◆ BRIEF: Your task is to reproduce the entries below word for word.
— Start of DATA LISTING —
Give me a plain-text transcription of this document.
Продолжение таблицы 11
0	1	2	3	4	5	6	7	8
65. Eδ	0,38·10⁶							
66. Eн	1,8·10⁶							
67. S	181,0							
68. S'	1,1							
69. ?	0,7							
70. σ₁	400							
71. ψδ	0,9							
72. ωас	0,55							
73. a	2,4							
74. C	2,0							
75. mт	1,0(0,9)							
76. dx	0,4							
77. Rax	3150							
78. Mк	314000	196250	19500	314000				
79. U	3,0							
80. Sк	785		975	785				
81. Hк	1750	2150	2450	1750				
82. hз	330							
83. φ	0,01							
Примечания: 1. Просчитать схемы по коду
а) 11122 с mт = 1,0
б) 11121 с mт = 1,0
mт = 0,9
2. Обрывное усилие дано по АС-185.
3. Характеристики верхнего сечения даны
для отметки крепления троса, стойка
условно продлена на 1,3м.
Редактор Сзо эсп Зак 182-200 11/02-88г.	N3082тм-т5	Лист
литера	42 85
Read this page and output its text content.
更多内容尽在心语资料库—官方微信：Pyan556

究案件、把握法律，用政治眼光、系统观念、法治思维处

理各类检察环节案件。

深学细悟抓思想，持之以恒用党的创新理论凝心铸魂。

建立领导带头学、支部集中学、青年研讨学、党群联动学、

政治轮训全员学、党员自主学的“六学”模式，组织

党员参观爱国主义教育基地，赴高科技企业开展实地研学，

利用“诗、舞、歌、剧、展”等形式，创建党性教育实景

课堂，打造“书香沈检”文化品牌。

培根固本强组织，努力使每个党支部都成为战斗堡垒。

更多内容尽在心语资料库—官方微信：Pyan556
— End of DATA LISTING —
◆ THE OUTPUT:
Give me a plain-text transcription of this document.
Продолжение таблицы 11
0	1	2	3	4	5	6	7	8
65. Eδ	0,38·10⁶							
66. Eн	1,8·10⁶							
67. S	181,0							
68. S'	1,1							
69. ?	0,7							
70. σ₁	400							
71. ψδ	0,9							
72. ωас	0,55							
73. a	2,4							
74. C	2,0							
75. mт	1,0(0,9)							
76. dx	0,4							
77. Rax	3150							
78. Mк	314000	196250	19500	314000				
79. U	3,0							
80. Sк	785		975	785				
81. Hк	1750	2150	2450	1750				
82. hз	330							
83. φ	0,01							
Примечания: 1. Просчитать схемы по коду
а) 11122 с mт = 1,0
б) 11121 с mт = 1,0
mт = 0,9
2. Обрывное усилие дано по АС-185.
3. Характеристики верхнего сечения даны
для отметки крепления троса, стойка
условно продлена на 1,3м.
Редактор Сзо эсп Зак 182-200 11/02-88г.	N3082тм-т5	Лист
литера	42 85
Read this page and output its text content.
更多内容尽在心语资料库—官方微信：Pyan556

究案件、把握法律，用政治眼光、系统观念、法治思维处

理各类检察环节案件。

深学细悟抓思想，持之以恒用党的创新理论凝心铸魂。

建立领导带头学、支部集中学、青年研讨学、党群联动学、

政治轮训全员学、党员自主学的“六学”模式，组织

党员参观爱国主义教育基地，赴高科技企业开展实地研学，

利用“诗、舞、歌、剧、展”等形式，创建党性教育实景

课堂，打造“书香沈检”文化品牌。

培根固本强组织，努力使每个党支部都成为战斗堡垒。

更多内容尽在心语资料库—官方微信：Pyan556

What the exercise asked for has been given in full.